BEGIN Raw data

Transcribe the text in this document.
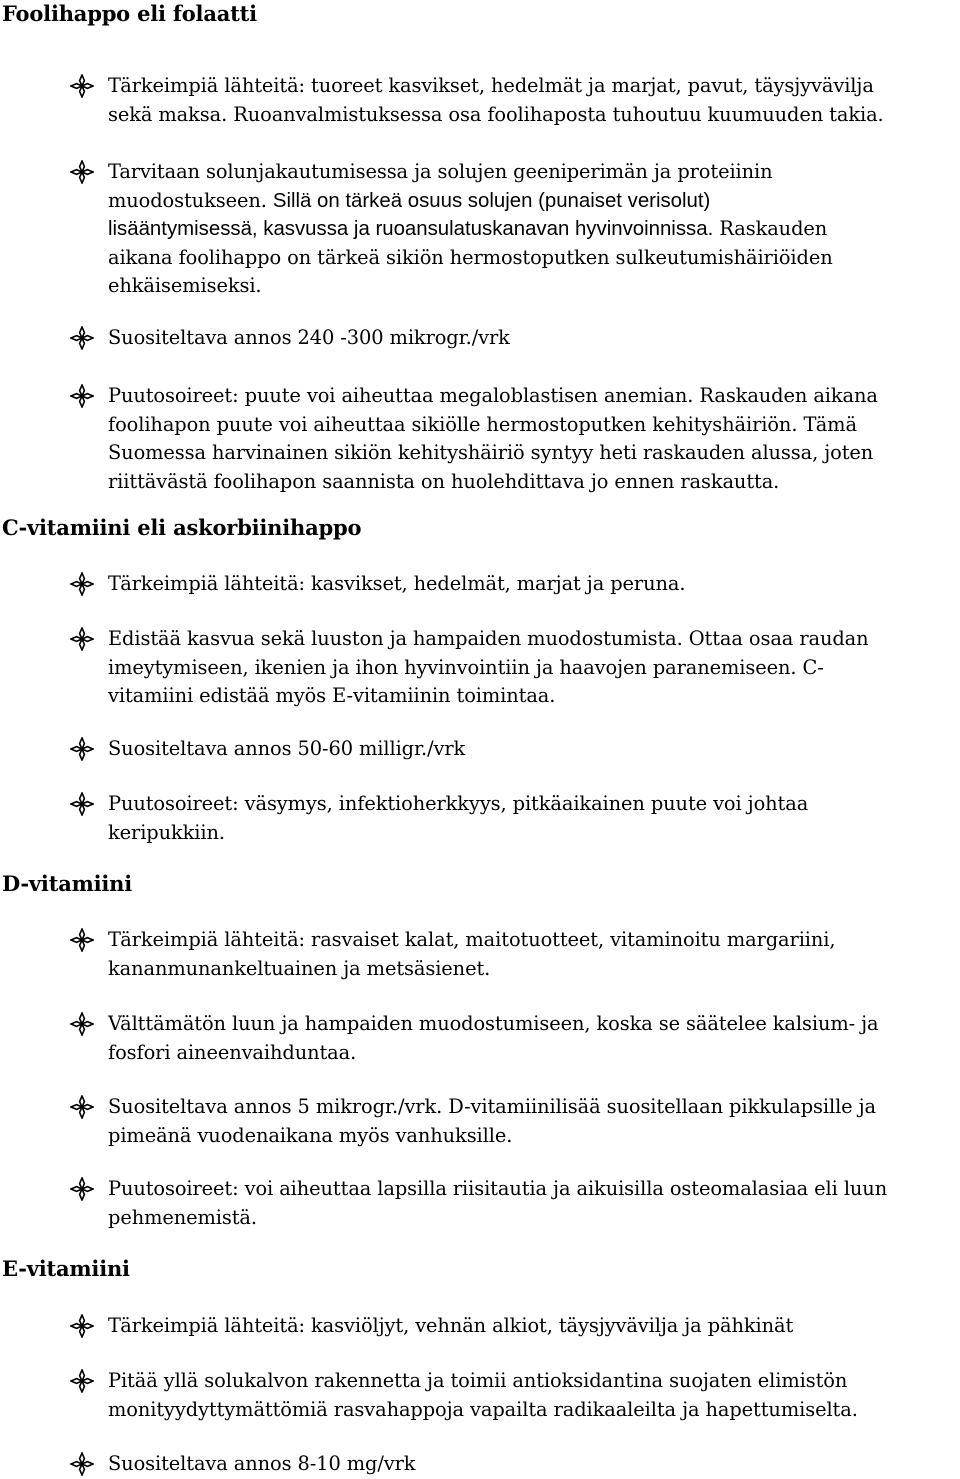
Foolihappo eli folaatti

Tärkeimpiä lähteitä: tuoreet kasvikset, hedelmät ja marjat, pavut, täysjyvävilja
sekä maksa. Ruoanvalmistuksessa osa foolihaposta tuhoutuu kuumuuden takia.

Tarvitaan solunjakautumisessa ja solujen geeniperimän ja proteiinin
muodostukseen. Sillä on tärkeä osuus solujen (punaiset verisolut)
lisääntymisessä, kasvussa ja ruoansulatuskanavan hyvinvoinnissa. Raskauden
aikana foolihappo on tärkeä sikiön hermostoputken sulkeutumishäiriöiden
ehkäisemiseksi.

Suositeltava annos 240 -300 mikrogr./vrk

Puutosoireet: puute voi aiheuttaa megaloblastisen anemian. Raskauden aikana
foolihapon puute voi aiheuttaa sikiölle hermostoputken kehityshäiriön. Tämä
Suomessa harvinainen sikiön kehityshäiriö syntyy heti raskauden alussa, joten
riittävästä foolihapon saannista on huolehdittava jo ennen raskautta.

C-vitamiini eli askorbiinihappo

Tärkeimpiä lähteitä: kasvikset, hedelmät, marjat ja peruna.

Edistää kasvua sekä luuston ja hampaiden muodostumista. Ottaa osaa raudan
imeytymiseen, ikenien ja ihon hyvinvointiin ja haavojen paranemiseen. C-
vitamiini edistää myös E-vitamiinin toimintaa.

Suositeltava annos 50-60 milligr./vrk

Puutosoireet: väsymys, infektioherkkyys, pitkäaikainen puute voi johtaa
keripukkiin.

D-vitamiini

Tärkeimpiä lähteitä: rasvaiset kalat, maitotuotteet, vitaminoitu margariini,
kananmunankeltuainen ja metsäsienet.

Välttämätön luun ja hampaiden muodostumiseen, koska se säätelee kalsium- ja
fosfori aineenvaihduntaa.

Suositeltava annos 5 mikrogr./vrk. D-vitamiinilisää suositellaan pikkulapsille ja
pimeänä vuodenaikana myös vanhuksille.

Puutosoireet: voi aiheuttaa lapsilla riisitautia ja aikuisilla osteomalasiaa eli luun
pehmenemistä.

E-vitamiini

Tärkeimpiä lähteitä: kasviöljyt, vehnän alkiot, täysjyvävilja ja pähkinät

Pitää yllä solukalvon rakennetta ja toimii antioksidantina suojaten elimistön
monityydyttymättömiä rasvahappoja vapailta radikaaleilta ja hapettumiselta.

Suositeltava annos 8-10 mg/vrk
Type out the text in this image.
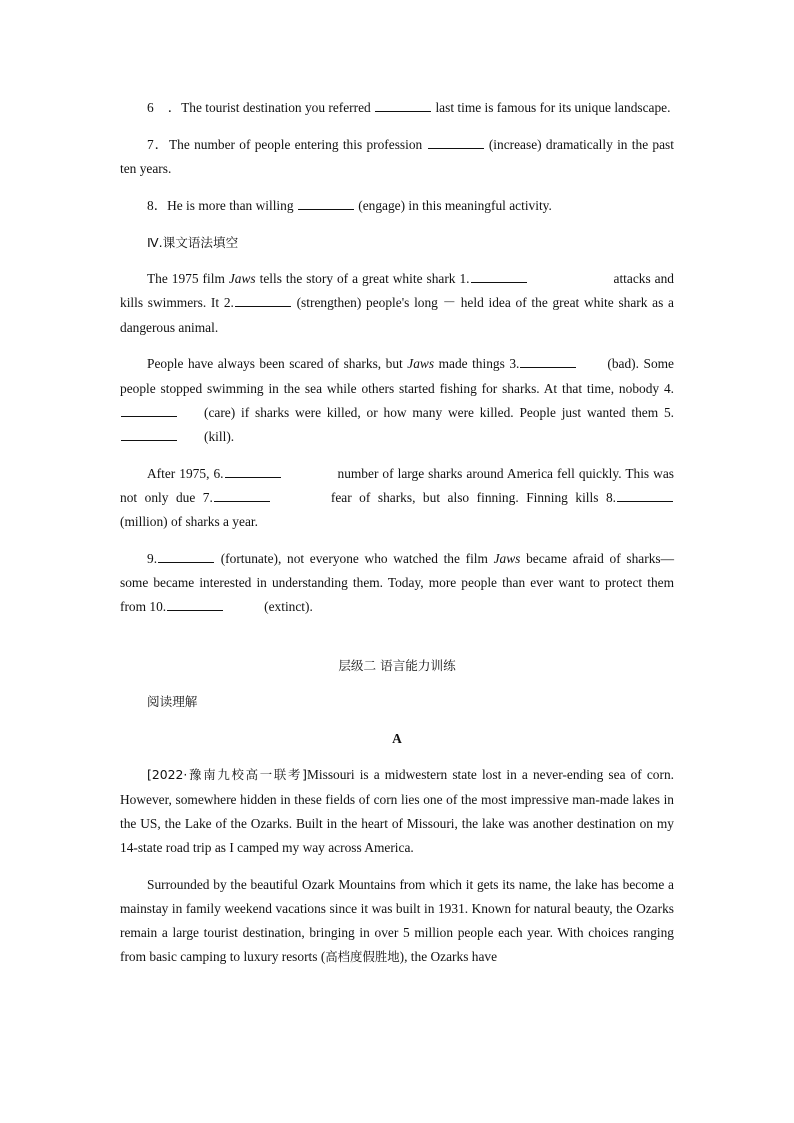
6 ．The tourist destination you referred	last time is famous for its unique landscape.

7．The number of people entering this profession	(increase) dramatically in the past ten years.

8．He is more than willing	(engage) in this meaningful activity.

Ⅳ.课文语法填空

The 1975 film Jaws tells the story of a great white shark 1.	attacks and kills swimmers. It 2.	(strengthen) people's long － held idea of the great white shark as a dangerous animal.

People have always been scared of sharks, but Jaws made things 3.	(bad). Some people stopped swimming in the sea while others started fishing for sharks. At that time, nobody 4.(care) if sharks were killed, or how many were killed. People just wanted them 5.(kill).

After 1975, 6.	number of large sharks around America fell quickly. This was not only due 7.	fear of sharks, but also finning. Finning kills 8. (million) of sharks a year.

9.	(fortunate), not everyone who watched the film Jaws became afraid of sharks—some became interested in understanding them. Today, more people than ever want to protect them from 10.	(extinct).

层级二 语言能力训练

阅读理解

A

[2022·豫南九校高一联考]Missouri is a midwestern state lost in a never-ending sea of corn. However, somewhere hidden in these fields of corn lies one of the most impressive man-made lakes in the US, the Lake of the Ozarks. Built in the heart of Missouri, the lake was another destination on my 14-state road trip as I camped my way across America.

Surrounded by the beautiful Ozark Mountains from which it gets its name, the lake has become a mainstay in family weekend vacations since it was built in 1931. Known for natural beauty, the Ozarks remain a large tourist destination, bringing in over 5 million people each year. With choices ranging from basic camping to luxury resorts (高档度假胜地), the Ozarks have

END Raw data

### Set problem
Within the listing above, find every line containing the string "Jaws" and return it.

### Full output
The 1975 film Jaws tells the story of a great white shark 1.	attacks and kills swimmers. It 2.	(strengthen) people's long － held idea of the great white shark as a dangerous animal.
People have always been scared of sharks, but Jaws made things 3.	(bad). Some people stopped swimming in the sea while others started fishing for sharks. At that time, nobody 4.(care) if sharks were killed, or how many were killed. People just wanted them 5.(kill).
9.	(fortunate), not everyone who watched the film Jaws became afraid of sharks—some became interested in understanding them. Today, more people than ever want to protect them from 10.	(extinct).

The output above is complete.